**Exercise task**. Spot every line with the word "style" and return it.

BEGIN Task material

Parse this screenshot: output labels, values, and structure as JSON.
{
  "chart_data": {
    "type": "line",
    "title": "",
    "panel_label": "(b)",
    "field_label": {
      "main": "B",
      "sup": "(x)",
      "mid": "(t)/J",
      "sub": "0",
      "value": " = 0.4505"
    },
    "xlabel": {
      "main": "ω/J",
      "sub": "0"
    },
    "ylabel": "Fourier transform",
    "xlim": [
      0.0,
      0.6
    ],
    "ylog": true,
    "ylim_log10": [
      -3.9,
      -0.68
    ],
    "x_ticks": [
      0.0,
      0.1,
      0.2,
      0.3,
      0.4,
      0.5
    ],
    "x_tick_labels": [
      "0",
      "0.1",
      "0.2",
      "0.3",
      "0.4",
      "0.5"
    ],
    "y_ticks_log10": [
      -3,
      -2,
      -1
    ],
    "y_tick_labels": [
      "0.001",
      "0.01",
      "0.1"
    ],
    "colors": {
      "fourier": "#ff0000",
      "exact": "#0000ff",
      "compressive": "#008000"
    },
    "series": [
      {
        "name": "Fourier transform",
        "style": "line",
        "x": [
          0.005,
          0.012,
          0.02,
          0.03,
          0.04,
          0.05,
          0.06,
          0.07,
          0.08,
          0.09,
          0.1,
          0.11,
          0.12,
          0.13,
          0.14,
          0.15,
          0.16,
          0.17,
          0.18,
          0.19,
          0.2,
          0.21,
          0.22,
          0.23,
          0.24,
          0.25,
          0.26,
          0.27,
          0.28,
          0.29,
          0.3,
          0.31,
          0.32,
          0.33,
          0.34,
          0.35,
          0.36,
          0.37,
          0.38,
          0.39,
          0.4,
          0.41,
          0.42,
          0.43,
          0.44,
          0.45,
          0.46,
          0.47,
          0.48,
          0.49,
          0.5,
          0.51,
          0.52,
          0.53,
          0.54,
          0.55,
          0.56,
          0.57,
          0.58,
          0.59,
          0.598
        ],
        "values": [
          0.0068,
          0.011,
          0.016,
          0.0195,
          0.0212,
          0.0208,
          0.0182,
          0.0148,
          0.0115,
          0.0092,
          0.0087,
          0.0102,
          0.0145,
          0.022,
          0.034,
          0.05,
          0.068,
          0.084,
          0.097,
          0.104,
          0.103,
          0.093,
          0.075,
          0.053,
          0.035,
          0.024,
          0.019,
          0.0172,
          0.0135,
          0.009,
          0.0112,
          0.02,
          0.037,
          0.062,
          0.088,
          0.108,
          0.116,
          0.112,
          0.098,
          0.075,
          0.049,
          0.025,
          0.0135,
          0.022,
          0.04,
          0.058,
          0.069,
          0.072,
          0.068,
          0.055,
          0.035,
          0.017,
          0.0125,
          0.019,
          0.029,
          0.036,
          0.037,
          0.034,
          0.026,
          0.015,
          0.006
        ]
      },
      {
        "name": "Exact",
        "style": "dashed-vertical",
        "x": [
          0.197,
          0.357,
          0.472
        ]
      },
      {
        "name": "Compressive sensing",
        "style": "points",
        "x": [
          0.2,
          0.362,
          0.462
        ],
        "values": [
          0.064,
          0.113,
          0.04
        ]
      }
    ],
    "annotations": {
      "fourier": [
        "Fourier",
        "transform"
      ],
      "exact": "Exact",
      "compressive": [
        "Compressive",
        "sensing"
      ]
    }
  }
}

END Task material

**Written answer**.
        "style": "line",
        "style": "dashed-vertical",
        "style": "points",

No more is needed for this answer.